** Start Extracted entries **

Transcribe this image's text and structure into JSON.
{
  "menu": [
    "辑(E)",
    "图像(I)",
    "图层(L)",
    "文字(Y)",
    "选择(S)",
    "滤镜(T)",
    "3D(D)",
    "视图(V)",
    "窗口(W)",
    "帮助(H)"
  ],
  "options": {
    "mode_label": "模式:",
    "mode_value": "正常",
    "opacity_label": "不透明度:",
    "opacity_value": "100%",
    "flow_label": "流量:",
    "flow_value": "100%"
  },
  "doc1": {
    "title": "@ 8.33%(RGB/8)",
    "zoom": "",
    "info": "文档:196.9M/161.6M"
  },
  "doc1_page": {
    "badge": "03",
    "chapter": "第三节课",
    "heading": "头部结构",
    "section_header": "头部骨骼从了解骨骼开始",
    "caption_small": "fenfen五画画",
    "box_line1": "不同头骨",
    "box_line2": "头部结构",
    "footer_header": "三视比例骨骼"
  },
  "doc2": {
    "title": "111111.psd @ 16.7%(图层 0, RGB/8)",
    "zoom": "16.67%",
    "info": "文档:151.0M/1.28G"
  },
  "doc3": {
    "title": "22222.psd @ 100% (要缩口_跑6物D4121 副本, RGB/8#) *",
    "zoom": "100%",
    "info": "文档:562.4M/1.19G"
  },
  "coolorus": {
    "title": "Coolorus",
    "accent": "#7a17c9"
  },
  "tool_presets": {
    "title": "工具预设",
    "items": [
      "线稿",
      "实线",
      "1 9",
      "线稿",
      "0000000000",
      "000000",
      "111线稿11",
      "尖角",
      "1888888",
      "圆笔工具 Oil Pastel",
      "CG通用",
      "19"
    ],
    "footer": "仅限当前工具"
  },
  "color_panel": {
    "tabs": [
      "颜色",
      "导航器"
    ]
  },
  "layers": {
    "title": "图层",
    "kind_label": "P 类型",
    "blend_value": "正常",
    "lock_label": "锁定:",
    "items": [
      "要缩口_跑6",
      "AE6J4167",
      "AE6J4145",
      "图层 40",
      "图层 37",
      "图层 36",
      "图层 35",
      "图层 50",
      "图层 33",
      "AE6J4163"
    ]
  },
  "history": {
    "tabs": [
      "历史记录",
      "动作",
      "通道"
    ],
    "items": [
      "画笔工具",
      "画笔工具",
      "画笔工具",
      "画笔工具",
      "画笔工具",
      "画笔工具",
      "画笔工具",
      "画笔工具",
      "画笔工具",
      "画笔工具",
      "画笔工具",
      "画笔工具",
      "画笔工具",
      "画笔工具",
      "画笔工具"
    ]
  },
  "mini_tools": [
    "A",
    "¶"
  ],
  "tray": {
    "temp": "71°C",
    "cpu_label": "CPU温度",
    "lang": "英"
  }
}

** End Extracted entries **

● Task instructions
Please copy out each record, character for character.

● In response
Transcribe this image's text and structure into JSON.
{
  "menu": [
    "辑(E)",
    "图像(I)",
    "图层(L)",
    "文字(Y)",
    "选择(S)",
    "滤镜(T)",
    "3D(D)",
    "视图(V)",
    "窗口(W)",
    "帮助(H)"
  ],
  "options": {
    "mode_label": "模式:",
    "mode_value": "正常",
    "opacity_label": "不透明度:",
    "opacity_value": "100%",
    "flow_label": "流量:",
    "flow_value": "100%"
  },
  "doc1": {
    "title": "@ 8.33%(RGB/8)",
    "zoom": "",
    "info": "文档:196.9M/161.6M"
  },
  "doc1_page": {
    "badge": "03",
    "chapter": "第三节课",
    "heading": "头部结构",
    "section_header": "头部骨骼从了解骨骼开始",
    "caption_small": "fenfen五画画",
    "box_line1": "不同头骨",
    "box_line2": "头部结构",
    "footer_header": "三视比例骨骼"
  },
  "doc2": {
    "title": "111111.psd @ 16.7%(图层 0, RGB/8)",
    "zoom": "16.67%",
    "info": "文档:151.0M/1.28G"
  },
  "doc3": {
    "title": "22222.psd @ 100% (要缩口_跑6物D4121 副本, RGB/8#) *",
    "zoom": "100%",
    "info": "文档:562.4M/1.19G"
  },
  "coolorus": {
    "title": "Coolorus",
    "accent": "#7a17c9"
  },
  "tool_presets": {
    "title": "工具预设",
    "items": [
      "线稿",
      "实线",
      "1 9",
      "线稿",
      "0000000000",
      "000000",
      "111线稿11",
      "尖角",
      "1888888",
      "圆笔工具 Oil Pastel",
      "CG通用",
      "19"
    ],
    "footer": "仅限当前工具"
  },
  "color_panel": {
    "tabs": [
      "颜色",
      "导航器"
    ]
  },
  "layers": {
    "title": "图层",
    "kind_label": "P 类型",
    "blend_value": "正常",
    "lock_label": "锁定:",
    "items": [
      "要缩口_跑6",
      "AE6J4167",
      "AE6J4145",
      "图层 40",
      "图层 37",
      "图层 36",
      "图层 35",
      "图层 50",
      "图层 33",
      "AE6J4163"
    ]
  },
  "history": {
    "tabs": [
      "历史记录",
      "动作",
      "通道"
    ],
    "items": [
      "画笔工具",
      "画笔工具",
      "画笔工具",
      "画笔工具",
      "画笔工具",
      "画笔工具",
      "画笔工具",
      "画笔工具",
      "画笔工具",
      "画笔工具",
      "画笔工具",
      "画笔工具",
      "画笔工具",
      "画笔工具",
      "画笔工具"
    ]
  },
  "mini_tools": [
    "A",
    "¶"
  ],
  "tray": {
    "temp": "71°C",
    "cpu_label": "CPU温度",
    "lang": "英"
  }
}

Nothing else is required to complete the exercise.